With the images removed, repeat the data below exactly.
^^^^^^^^^^^^^^^^
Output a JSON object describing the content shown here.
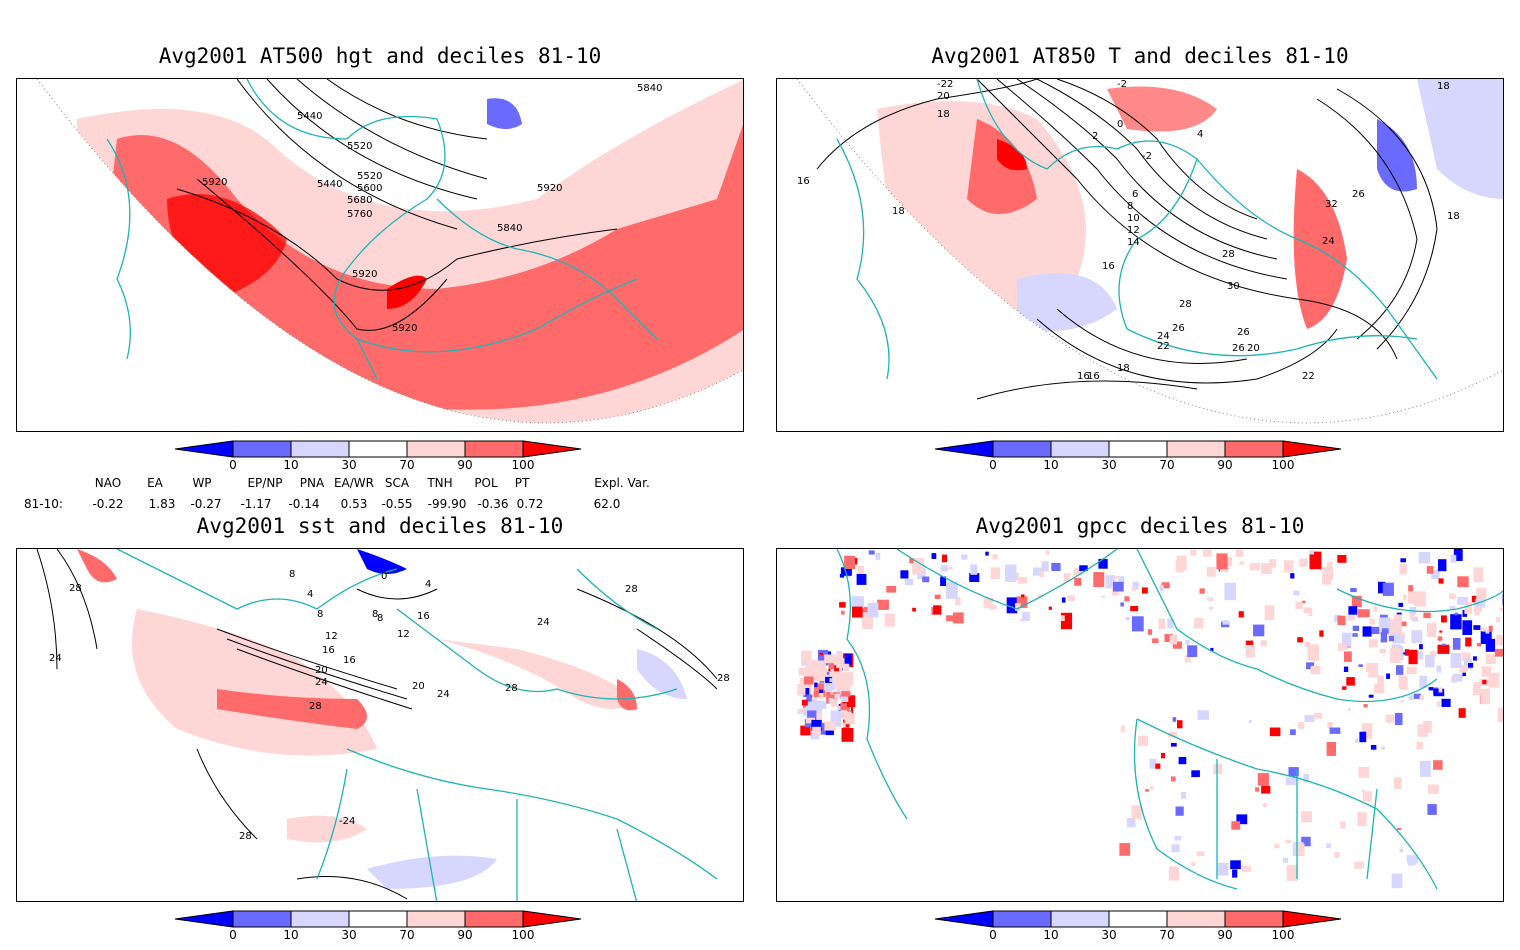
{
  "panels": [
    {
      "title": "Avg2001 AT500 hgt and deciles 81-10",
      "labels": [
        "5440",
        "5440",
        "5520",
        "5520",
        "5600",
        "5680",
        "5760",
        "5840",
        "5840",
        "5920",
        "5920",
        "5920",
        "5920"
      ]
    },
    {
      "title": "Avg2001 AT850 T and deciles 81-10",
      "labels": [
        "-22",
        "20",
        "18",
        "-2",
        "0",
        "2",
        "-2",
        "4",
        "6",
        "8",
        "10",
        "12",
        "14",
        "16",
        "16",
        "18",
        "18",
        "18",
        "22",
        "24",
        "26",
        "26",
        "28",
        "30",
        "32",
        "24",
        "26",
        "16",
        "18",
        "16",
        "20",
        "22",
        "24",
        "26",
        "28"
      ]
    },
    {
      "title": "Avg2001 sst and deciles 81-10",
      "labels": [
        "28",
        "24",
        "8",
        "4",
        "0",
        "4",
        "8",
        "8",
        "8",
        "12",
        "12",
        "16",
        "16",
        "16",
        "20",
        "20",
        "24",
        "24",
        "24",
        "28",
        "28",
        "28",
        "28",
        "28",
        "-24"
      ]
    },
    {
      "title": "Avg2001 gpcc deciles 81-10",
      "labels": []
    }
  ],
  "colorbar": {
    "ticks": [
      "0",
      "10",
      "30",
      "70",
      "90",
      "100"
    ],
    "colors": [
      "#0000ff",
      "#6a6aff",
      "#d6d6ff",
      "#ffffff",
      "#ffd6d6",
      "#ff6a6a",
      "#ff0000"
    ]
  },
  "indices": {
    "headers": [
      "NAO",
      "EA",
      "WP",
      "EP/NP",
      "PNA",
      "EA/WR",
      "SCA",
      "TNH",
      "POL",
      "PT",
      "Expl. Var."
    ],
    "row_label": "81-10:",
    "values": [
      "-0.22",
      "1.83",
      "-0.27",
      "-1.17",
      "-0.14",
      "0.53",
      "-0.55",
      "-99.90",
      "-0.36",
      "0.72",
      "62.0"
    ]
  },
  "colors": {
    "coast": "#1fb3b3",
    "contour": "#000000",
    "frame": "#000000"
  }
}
^^^^^^^^^^^^^^^^
- [Answer for the task]:
Output a JSON object describing the content shown here.
{
  "panels": [
    {
      "title": "Avg2001 AT500 hgt and deciles 81-10",
      "labels": [
        "5440",
        "5440",
        "5520",
        "5520",
        "5600",
        "5680",
        "5760",
        "5840",
        "5840",
        "5920",
        "5920",
        "5920",
        "5920"
      ]
    },
    {
      "title": "Avg2001 AT850 T and deciles 81-10",
      "labels": [
        "-22",
        "20",
        "18",
        "-2",
        "0",
        "2",
        "-2",
        "4",
        "6",
        "8",
        "10",
        "12",
        "14",
        "16",
        "16",
        "18",
        "18",
        "18",
        "22",
        "24",
        "26",
        "26",
        "28",
        "30",
        "32",
        "24",
        "26",
        "16",
        "18",
        "16",
        "20",
        "22",
        "24",
        "26",
        "28"
      ]
    },
    {
      "title": "Avg2001 sst and deciles 81-10",
      "labels": [
        "28",
        "24",
        "8",
        "4",
        "0",
        "4",
        "8",
        "8",
        "8",
        "12",
        "12",
        "16",
        "16",
        "16",
        "20",
        "20",
        "24",
        "24",
        "24",
        "28",
        "28",
        "28",
        "28",
        "28",
        "-24"
      ]
    },
    {
      "title": "Avg2001 gpcc deciles 81-10",
      "labels": []
    }
  ],
  "colorbar": {
    "ticks": [
      "0",
      "10",
      "30",
      "70",
      "90",
      "100"
    ],
    "colors": [
      "#0000ff",
      "#6a6aff",
      "#d6d6ff",
      "#ffffff",
      "#ffd6d6",
      "#ff6a6a",
      "#ff0000"
    ]
  },
  "indices": {
    "headers": [
      "NAO",
      "EA",
      "WP",
      "EP/NP",
      "PNA",
      "EA/WR",
      "SCA",
      "TNH",
      "POL",
      "PT",
      "Expl. Var."
    ],
    "row_label": "81-10:",
    "values": [
      "-0.22",
      "1.83",
      "-0.27",
      "-1.17",
      "-0.14",
      "0.53",
      "-0.55",
      "-99.90",
      "-0.36",
      "0.72",
      "62.0"
    ]
  },
  "colors": {
    "coast": "#1fb3b3",
    "contour": "#000000",
    "frame": "#000000"
  }
}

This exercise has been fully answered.